**Requirements**
Return all lines with the word "title" in them.
----------------------------------------
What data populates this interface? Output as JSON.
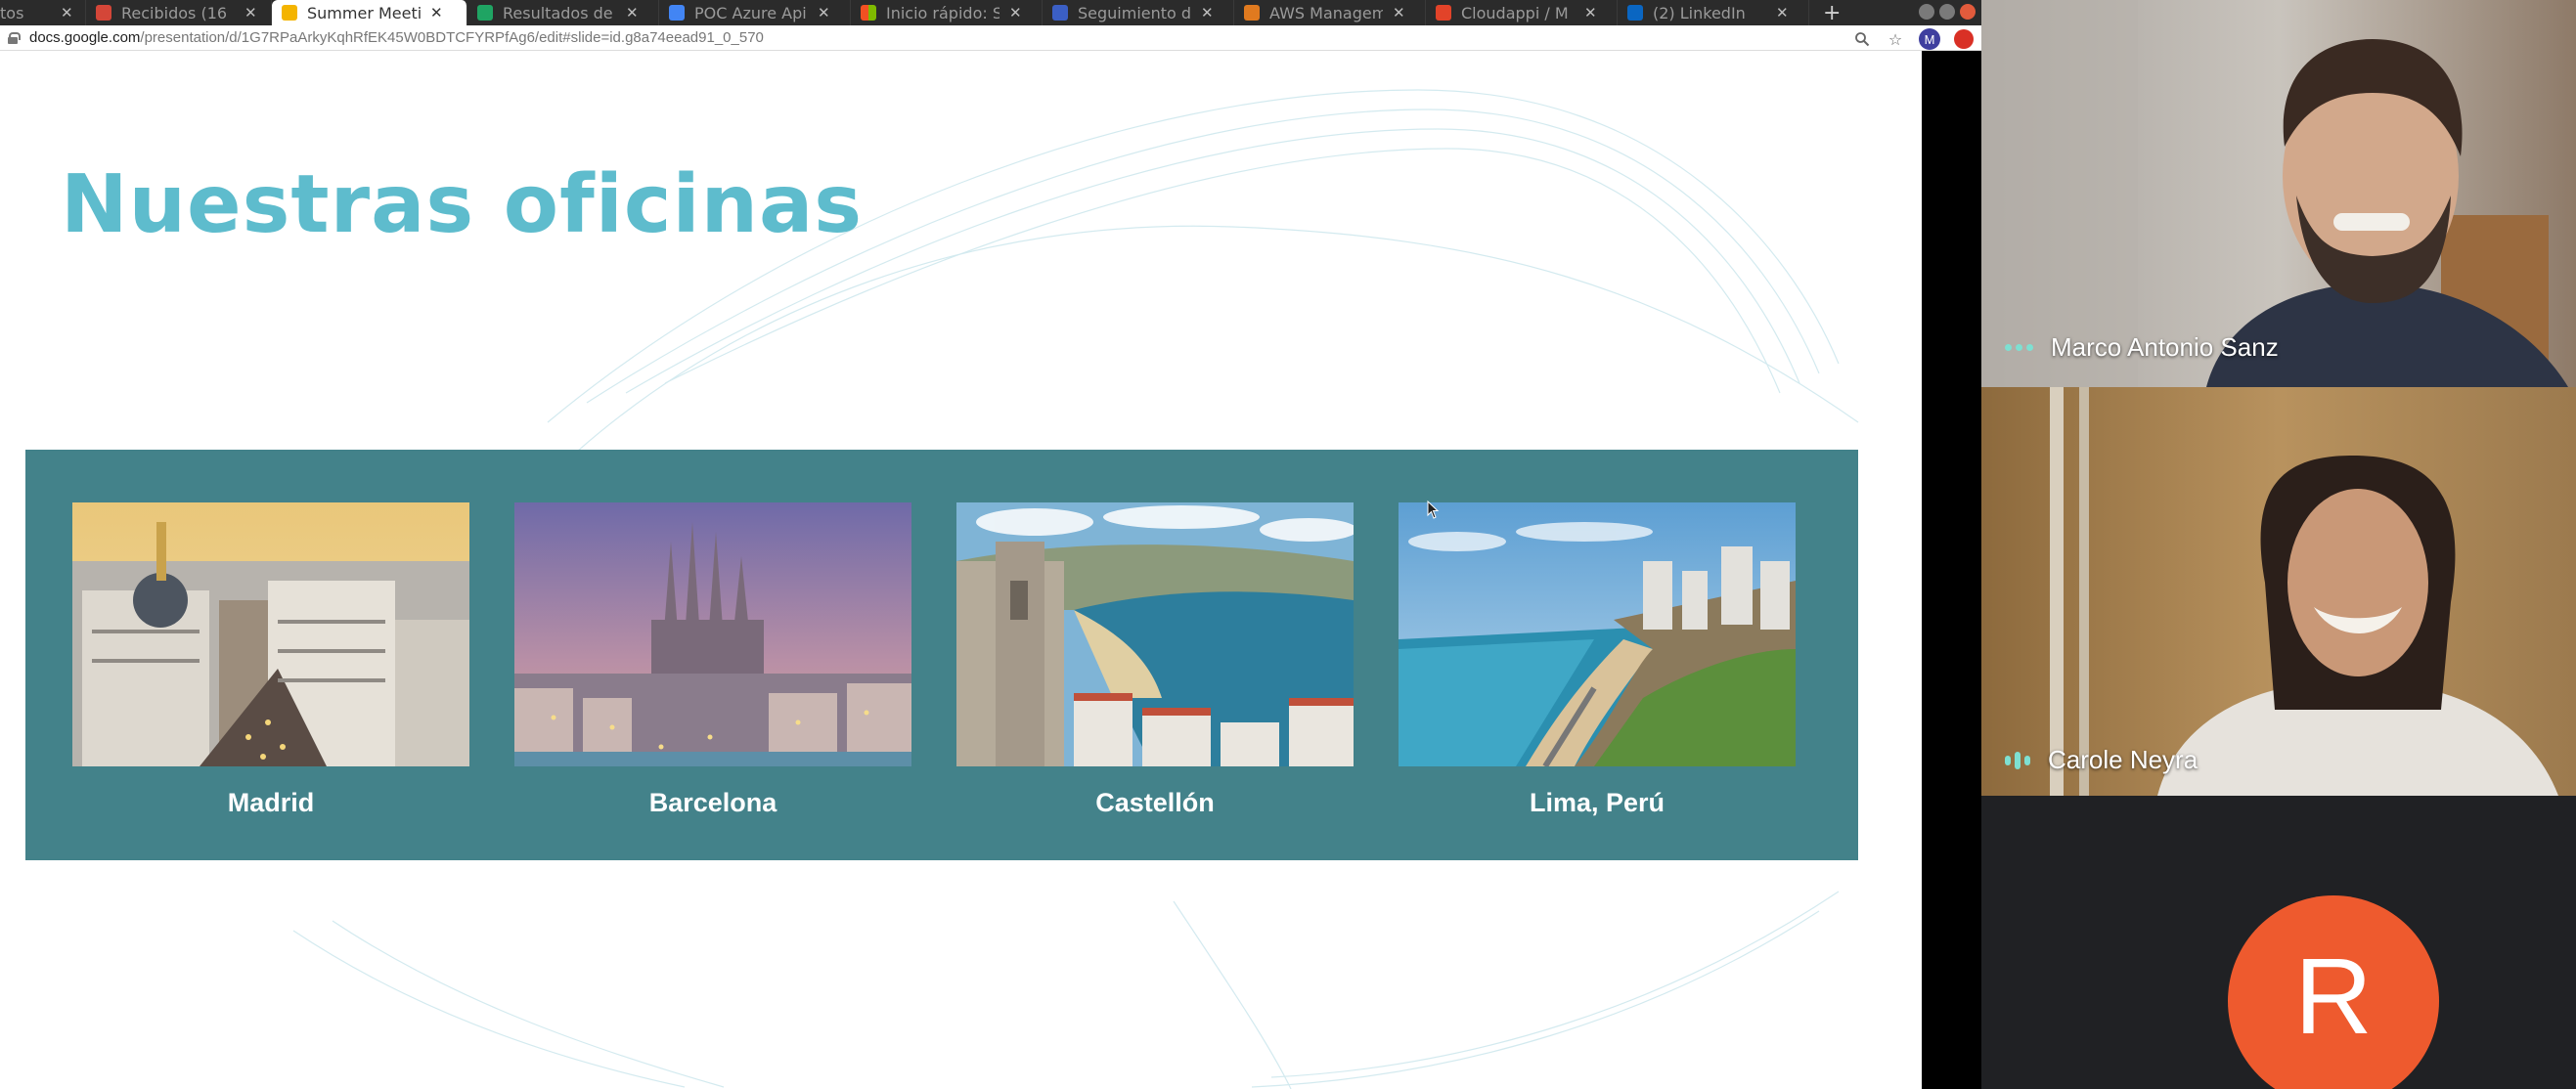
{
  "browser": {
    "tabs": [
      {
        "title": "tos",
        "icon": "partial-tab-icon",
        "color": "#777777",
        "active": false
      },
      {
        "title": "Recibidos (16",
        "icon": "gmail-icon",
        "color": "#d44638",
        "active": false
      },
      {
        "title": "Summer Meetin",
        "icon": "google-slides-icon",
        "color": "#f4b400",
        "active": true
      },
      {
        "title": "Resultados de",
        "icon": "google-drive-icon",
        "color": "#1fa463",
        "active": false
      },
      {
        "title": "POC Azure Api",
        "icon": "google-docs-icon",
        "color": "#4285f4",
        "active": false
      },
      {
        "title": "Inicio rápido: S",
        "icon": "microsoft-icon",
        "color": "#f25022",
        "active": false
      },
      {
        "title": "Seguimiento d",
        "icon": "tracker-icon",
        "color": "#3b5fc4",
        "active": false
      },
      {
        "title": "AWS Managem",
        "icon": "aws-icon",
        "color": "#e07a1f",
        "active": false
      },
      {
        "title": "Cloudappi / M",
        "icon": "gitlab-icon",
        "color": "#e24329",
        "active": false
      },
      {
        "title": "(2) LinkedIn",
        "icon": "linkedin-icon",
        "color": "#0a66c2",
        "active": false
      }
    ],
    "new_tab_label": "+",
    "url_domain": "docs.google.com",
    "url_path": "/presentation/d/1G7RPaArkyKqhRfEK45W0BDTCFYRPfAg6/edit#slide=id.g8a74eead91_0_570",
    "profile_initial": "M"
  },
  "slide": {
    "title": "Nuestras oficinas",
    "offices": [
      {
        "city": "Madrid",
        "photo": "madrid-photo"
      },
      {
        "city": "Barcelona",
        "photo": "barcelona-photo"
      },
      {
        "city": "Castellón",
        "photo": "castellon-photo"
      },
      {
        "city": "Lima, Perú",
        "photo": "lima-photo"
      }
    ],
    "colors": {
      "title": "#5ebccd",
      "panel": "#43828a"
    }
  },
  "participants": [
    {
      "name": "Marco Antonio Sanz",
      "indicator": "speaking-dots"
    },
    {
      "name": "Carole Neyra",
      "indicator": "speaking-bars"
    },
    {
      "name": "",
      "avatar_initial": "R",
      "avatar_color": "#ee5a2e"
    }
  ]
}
----------------------------------------
**Correct result**
        "title": "tos",
        "title": "Recibidos (16",
        "title": "Summer Meetin",
        "title": "Resultados de",
        "title": "POC Azure Api",
        "title": "Inicio rápido: S",
        "title": "Seguimiento d",
        "title": "AWS Managem",
        "title": "Cloudappi / M",
        "title": "(2) LinkedIn",
    "title": "Nuestras oficinas",
      "title": "#5ebccd",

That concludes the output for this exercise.